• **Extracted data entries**
------------------------------

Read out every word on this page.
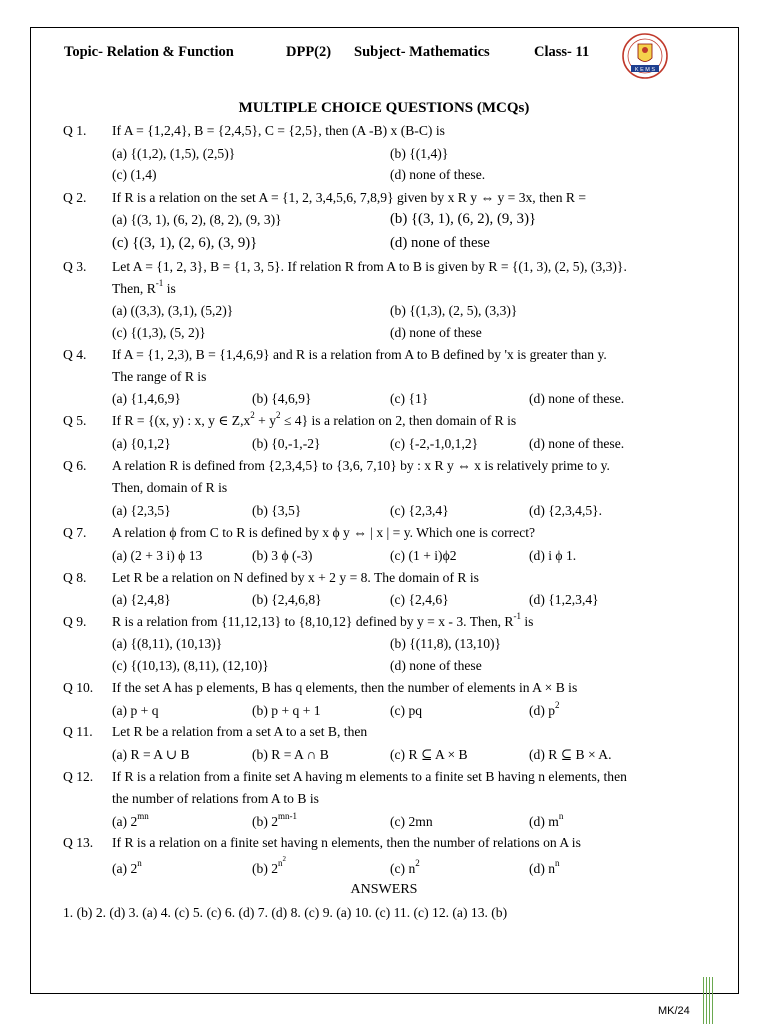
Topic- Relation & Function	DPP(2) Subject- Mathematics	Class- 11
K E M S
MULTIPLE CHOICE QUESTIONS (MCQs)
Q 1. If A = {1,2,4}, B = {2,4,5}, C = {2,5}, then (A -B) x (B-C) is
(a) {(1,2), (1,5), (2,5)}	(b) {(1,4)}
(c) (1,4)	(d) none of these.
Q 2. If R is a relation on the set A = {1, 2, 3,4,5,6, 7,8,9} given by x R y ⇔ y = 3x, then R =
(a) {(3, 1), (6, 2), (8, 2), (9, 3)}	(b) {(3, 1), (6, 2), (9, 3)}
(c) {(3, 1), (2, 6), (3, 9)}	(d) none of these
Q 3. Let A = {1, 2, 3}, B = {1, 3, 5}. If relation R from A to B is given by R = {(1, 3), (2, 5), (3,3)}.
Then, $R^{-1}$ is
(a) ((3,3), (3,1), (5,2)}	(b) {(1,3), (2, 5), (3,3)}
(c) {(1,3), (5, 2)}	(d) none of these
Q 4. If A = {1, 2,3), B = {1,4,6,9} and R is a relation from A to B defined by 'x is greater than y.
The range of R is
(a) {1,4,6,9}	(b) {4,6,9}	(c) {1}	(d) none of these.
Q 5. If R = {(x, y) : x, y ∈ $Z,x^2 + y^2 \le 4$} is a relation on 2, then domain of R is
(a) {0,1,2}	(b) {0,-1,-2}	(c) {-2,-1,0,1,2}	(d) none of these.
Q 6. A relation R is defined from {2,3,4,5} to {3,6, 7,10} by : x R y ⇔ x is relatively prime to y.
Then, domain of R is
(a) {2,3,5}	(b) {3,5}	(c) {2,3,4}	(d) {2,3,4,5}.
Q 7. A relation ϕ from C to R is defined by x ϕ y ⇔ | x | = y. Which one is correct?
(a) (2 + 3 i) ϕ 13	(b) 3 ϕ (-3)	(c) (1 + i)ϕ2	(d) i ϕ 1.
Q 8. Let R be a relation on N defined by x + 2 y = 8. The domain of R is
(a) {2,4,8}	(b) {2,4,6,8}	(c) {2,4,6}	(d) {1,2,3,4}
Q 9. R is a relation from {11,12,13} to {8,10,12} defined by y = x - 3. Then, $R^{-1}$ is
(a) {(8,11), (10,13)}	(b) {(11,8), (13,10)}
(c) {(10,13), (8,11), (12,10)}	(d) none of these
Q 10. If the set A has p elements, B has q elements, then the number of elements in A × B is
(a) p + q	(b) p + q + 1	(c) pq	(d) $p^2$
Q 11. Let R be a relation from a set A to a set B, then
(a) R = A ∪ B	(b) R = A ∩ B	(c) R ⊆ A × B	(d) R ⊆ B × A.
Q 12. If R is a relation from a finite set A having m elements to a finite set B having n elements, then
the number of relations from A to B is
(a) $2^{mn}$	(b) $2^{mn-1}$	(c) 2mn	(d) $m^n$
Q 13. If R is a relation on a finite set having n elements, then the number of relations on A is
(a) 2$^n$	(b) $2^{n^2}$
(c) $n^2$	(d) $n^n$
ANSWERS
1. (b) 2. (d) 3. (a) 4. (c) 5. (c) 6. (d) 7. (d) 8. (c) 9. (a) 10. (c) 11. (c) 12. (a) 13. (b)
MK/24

------------------------------

• **TO DO**
Take every line from the records above that has the word "number" and copy it.

• **EXERCISE OUTPUT**
Q 10. If the set A has p elements, B has q elements, then the number of elements in A × B is
the number of relations from A to B is
Q 13. If R is a relation on a finite set having n elements, then the number of relations on A is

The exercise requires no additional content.